* **Stated task**
Using the records below, please work out how many lines contain "text"; answer with the number alone.

* **Records provided**

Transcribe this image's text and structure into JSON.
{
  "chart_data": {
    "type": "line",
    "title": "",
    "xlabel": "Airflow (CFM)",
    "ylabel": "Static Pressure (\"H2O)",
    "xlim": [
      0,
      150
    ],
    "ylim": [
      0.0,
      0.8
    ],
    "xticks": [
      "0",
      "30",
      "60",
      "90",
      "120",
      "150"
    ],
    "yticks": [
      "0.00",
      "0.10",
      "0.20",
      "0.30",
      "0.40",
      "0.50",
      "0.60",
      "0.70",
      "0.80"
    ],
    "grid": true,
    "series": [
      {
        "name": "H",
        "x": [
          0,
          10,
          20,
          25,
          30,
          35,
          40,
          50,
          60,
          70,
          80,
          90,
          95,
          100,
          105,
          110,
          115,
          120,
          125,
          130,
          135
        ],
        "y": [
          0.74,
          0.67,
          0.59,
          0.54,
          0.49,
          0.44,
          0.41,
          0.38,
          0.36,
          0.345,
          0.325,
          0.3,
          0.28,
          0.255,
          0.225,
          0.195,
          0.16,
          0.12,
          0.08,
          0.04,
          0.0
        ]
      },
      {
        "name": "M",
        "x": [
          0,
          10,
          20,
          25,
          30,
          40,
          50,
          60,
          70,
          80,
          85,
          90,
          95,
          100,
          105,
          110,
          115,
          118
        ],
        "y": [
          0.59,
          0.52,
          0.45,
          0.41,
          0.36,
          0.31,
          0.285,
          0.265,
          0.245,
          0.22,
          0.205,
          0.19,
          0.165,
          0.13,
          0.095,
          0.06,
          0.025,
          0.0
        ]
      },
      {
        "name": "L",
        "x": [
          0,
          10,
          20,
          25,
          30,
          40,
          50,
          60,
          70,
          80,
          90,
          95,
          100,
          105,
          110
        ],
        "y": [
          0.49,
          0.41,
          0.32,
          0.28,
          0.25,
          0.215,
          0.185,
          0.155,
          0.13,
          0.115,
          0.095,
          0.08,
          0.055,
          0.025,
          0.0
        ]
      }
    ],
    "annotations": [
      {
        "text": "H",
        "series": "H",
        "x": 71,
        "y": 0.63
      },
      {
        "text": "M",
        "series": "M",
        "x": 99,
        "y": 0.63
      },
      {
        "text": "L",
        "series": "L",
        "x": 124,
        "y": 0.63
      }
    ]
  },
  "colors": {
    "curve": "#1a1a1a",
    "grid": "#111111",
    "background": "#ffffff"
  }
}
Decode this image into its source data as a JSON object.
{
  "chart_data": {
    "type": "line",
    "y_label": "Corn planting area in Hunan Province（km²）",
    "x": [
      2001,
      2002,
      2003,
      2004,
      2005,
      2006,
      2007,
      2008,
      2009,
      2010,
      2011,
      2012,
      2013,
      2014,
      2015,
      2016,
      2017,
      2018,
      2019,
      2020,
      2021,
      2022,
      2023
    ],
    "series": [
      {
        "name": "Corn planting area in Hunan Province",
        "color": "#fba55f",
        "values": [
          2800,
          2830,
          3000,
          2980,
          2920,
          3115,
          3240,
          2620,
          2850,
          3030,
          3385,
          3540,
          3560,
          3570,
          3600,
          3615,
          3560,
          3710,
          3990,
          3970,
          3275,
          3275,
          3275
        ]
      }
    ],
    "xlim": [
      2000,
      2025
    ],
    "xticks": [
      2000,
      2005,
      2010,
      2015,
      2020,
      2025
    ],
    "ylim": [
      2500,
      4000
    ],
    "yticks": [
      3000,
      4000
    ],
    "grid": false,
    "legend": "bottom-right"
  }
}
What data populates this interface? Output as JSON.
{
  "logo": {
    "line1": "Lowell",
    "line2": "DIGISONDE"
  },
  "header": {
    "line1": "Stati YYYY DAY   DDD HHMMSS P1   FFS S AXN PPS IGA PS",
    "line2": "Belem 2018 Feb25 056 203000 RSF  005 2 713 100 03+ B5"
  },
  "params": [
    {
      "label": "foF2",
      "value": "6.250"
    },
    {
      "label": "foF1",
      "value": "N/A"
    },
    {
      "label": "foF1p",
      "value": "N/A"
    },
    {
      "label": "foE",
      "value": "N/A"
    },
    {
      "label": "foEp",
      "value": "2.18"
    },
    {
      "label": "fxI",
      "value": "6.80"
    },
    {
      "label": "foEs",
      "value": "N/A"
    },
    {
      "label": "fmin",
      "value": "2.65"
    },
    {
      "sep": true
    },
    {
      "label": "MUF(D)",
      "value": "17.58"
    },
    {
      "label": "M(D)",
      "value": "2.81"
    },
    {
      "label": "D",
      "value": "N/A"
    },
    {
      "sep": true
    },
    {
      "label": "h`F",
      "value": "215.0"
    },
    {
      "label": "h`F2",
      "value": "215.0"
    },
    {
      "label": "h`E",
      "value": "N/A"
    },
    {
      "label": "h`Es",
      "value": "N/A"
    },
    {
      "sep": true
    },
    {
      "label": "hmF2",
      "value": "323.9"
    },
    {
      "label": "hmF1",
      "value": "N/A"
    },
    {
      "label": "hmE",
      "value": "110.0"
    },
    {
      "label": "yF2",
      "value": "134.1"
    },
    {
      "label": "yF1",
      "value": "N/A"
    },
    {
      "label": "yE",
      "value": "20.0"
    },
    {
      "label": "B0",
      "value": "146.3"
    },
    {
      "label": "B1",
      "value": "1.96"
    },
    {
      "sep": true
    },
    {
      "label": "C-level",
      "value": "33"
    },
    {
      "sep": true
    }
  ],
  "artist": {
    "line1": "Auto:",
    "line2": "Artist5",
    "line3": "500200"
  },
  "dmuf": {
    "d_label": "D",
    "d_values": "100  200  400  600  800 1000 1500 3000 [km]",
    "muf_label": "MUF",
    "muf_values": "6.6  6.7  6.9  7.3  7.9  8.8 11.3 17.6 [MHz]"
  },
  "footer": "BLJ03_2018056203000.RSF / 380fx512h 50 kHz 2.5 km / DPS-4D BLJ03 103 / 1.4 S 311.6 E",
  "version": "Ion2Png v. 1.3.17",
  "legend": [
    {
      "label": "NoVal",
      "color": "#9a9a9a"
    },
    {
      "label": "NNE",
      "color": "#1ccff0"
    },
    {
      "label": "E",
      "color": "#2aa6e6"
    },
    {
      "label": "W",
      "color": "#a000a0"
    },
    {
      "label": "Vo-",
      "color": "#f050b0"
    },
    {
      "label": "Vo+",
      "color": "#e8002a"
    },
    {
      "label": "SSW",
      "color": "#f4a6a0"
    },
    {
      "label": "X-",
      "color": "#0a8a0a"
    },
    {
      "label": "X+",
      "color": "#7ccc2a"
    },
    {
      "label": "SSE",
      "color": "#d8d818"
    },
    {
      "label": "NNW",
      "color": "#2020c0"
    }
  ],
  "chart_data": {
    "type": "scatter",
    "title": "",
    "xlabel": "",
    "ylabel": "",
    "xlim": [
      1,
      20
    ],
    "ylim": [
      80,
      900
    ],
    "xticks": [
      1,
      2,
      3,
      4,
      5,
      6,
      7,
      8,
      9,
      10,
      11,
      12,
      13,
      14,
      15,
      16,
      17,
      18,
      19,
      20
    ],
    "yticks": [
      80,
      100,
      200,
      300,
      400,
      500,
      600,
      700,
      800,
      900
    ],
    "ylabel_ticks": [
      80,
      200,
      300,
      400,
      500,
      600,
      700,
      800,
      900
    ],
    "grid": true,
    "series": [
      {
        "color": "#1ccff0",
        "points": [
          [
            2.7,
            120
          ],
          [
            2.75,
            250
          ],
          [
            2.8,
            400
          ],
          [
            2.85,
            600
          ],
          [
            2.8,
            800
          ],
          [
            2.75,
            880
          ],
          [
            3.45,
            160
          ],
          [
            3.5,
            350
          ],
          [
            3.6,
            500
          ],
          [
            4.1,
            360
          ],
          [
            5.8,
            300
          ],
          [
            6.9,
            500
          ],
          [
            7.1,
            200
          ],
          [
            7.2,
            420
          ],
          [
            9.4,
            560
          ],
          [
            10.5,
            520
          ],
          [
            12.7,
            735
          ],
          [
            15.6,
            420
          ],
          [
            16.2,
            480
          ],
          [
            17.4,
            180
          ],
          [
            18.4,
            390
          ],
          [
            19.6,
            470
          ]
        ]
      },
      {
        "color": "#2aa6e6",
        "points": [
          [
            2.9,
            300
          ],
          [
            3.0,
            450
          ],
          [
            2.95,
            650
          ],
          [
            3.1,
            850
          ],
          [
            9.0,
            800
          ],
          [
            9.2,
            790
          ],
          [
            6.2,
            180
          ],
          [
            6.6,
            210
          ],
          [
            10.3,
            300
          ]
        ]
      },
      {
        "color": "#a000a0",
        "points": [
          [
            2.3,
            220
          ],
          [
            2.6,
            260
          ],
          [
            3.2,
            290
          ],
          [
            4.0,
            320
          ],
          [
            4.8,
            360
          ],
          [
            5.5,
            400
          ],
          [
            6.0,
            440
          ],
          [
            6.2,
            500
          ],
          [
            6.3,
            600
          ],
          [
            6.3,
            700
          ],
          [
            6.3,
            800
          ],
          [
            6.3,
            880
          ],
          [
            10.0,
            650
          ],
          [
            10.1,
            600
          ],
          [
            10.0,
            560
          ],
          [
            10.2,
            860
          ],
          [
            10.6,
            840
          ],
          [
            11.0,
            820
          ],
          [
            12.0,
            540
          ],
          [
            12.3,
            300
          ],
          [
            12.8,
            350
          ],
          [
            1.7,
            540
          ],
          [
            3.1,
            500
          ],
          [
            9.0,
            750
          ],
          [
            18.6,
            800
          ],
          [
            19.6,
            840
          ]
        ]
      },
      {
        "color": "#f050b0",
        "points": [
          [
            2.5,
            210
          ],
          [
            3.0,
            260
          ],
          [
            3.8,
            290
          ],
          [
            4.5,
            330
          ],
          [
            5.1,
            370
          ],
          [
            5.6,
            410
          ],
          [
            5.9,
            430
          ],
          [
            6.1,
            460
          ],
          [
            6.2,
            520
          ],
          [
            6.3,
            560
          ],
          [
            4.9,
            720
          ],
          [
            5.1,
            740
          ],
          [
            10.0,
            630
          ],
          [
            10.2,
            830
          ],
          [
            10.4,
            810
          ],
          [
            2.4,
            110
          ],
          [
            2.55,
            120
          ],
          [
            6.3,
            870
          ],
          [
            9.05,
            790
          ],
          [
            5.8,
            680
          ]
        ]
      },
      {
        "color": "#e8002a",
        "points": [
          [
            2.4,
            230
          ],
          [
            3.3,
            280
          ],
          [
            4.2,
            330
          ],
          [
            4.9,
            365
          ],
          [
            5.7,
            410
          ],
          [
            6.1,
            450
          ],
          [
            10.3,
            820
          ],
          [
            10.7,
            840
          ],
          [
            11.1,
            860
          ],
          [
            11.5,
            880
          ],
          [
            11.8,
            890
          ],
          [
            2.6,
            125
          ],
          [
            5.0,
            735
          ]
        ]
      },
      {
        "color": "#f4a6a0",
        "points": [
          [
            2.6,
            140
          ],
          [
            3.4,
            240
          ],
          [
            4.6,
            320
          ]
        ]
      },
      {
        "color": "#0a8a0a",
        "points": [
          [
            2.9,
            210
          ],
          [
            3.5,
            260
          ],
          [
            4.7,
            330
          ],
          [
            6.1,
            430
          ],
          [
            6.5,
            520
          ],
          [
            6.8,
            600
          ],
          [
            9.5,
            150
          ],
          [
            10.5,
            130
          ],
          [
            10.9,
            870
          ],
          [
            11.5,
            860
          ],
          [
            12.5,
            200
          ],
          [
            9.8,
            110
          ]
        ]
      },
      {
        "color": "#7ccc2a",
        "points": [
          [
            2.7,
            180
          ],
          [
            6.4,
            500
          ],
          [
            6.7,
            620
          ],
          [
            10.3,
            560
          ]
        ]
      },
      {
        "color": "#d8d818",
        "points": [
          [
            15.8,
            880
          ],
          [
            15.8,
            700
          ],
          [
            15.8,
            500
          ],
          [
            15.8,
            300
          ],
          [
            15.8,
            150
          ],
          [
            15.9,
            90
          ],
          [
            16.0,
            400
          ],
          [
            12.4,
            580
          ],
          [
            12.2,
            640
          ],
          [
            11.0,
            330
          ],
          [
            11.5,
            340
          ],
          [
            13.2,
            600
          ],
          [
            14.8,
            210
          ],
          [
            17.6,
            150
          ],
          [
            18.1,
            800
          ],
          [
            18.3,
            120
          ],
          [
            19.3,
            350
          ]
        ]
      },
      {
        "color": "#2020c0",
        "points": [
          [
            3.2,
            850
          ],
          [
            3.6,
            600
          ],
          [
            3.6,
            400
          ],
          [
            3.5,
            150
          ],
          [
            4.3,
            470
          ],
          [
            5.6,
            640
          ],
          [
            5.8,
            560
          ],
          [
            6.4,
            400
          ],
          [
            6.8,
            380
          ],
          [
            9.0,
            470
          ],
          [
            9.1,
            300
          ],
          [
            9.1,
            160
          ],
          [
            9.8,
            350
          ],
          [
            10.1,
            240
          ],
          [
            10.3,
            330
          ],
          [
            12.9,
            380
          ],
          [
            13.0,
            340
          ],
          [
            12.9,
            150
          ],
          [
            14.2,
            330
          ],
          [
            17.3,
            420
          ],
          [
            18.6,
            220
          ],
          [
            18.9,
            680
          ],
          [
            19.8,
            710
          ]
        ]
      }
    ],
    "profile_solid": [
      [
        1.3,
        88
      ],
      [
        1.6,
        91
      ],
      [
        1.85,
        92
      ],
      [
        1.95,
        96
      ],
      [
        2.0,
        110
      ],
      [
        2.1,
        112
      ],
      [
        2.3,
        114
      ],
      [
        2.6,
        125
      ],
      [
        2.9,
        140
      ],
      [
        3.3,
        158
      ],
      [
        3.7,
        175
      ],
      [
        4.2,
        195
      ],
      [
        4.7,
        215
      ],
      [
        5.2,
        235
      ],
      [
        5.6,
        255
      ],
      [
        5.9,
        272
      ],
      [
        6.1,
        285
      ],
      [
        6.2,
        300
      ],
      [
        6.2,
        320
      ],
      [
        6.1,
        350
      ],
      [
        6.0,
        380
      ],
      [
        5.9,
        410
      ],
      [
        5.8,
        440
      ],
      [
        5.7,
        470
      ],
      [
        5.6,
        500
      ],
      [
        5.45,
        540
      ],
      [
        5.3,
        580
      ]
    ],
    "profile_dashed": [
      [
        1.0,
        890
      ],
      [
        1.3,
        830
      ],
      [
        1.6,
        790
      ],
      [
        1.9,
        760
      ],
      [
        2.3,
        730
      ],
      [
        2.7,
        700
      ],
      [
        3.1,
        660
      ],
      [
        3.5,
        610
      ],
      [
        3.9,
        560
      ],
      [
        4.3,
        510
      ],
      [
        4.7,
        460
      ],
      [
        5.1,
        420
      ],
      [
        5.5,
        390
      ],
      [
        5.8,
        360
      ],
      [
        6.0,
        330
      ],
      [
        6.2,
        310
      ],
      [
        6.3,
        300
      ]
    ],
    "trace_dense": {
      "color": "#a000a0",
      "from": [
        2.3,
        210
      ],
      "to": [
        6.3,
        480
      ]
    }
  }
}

* **Output for this task**
4